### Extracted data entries
***
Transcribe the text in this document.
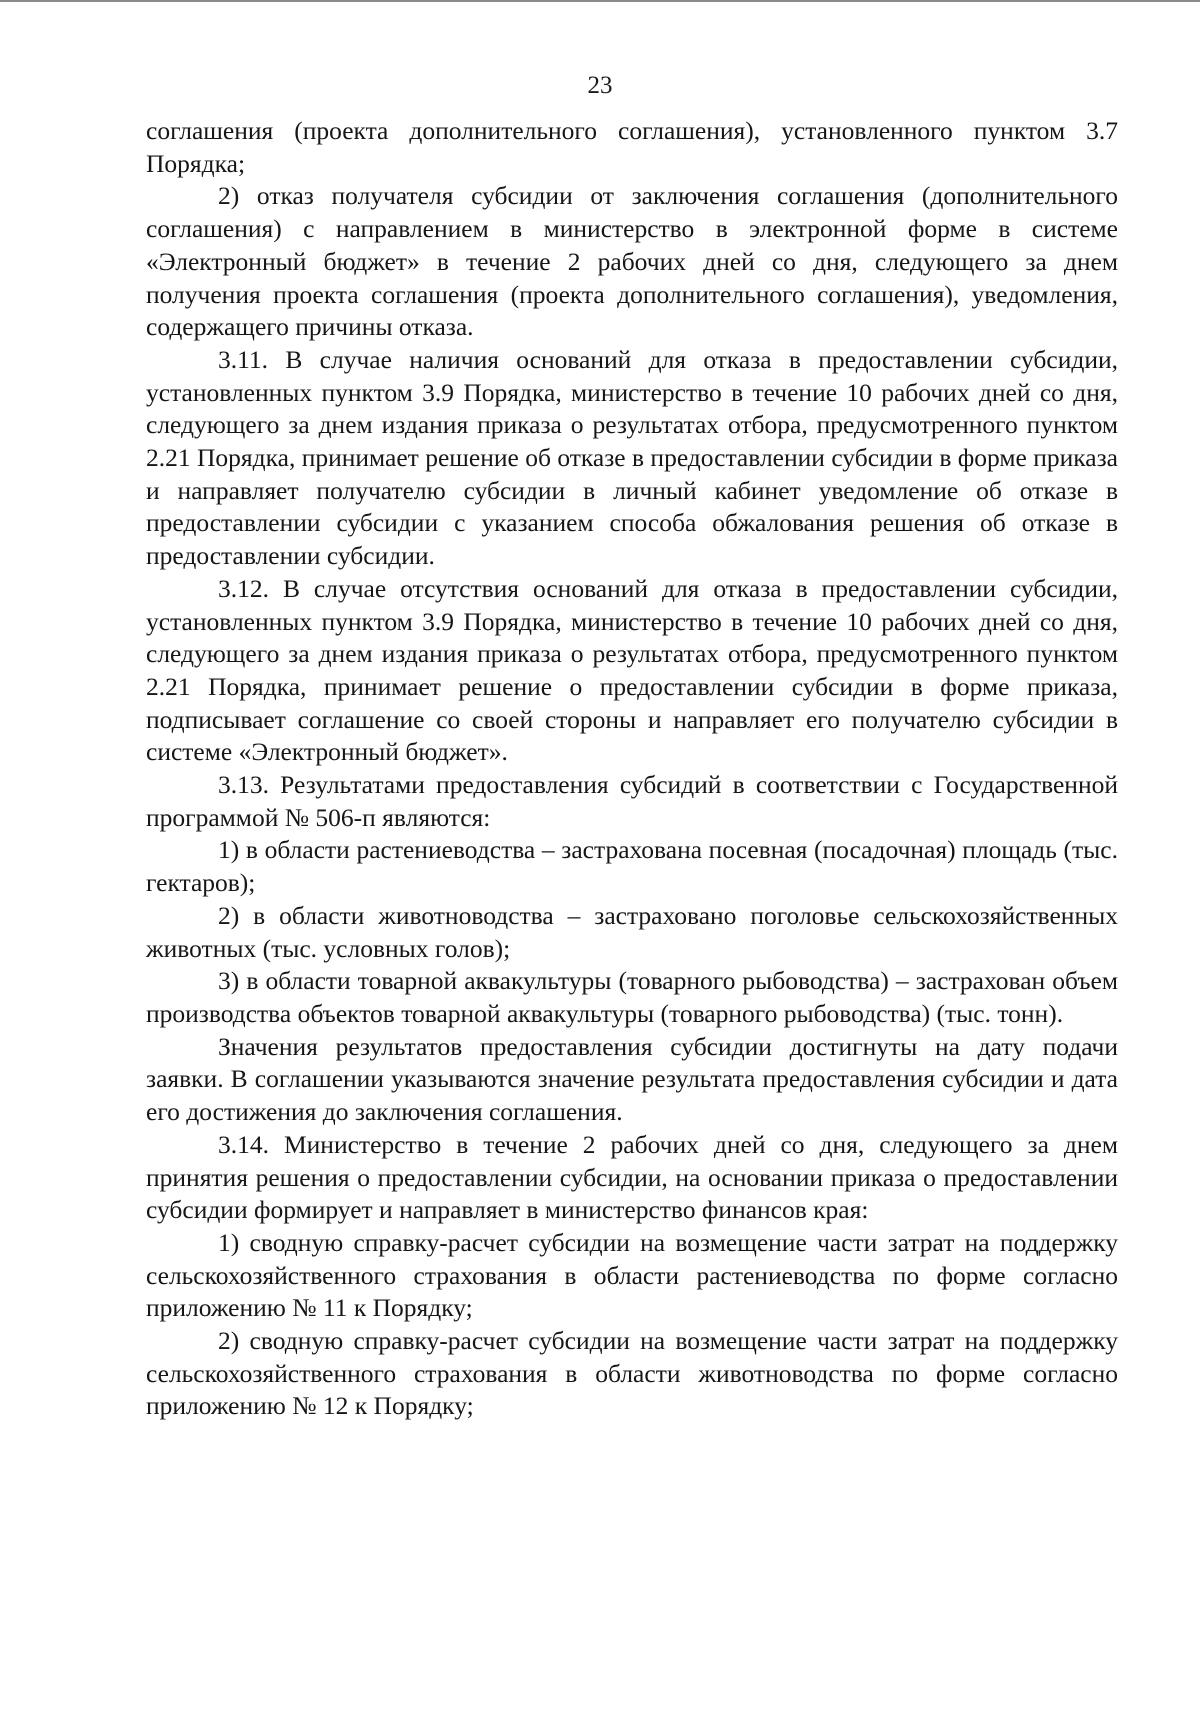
23

соглашения (проекта дополнительного соглашения), установленного пунктом 3.7 Порядка;

2) отказ получателя субсидии от заключения соглашения (дополнительного соглашения) с направлением в министерство в электронной форме в системе «Электронный бюджет» в течение 2 рабочих дней со дня, следующего за днем получения проекта соглашения (проекта дополнительного соглашения), уведомления, содержащего причины отказа.

3.11. В случае наличия оснований для отказа в предоставлении субсидии, установленных пунктом 3.9 Порядка, министерство в течение 10 рабочих дней со дня, следующего за днем издания приказа о результатах отбора, предусмотренного пунктом 2.21 Порядка, принимает решение об отказе в предоставлении субсидии в форме приказа и направляет получателю субсидии в личный кабинет уведомление об отказе в предоставлении субсидии с указанием способа обжалования решения об отказе в предоставлении субсидии.

3.12. В случае отсутствия оснований для отказа в предоставлении субсидии, установленных пунктом 3.9 Порядка, министерство в течение 10 рабочих дней со дня, следующего за днем издания приказа о результатах отбора, предусмотренного пунктом 2.21 Порядка, принимает решение о предоставлении субсидии в форме приказа, подписывает соглашение со своей стороны и направляет его получателю субсидии в системе «Электронный бюджет».

3.13. Результатами предоставления субсидий в соответствии с Государственной программой № 506-п являются:

1) в области растениеводства – застрахована посевная (посадочная) площадь (тыс. гектаров);

2) в области животноводства – застраховано поголовье сельскохозяйственных животных (тыс. условных голов);

3) в области товарной аквакультуры (товарного рыбоводства) – застрахован объем производства объектов товарной аквакультуры (товарного рыбоводства) (тыс. тонн).

Значения результатов предоставления субсидии достигнуты на дату подачи заявки. В соглашении указываются значение результата предоставления субсидии и дата его достижения до заключения соглашения.

3.14. Министерство в течение 2 рабочих дней со дня, следующего за днем принятия решения о предоставлении субсидии, на основании приказа о предоставлении субсидии формирует и направляет в министерство финансов края:

1) сводную справку-расчет субсидии на возмещение части затрат на поддержку сельскохозяйственного страхования в области растениеводства по форме согласно приложению № 11 к Порядку;

2) сводную справку-расчет субсидии на возмещение части затрат на поддержку сельскохозяйственного страхования в области животноводства по форме согласно приложению № 12 к Порядку;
***
### SET EXERCISE
Using the records above, gather all lines where the string "растениеводства" is present.

### ANSWER IN FULL
1) в области растениеводства – застрахована посевная (посадочная) площадь (тыс. гектаров);
1) сводную справку-расчет субсидии на возмещение части затрат на поддержку сельскохозяйственного страхования в области растениеводства по форме согласно приложению № 11 к Порядку;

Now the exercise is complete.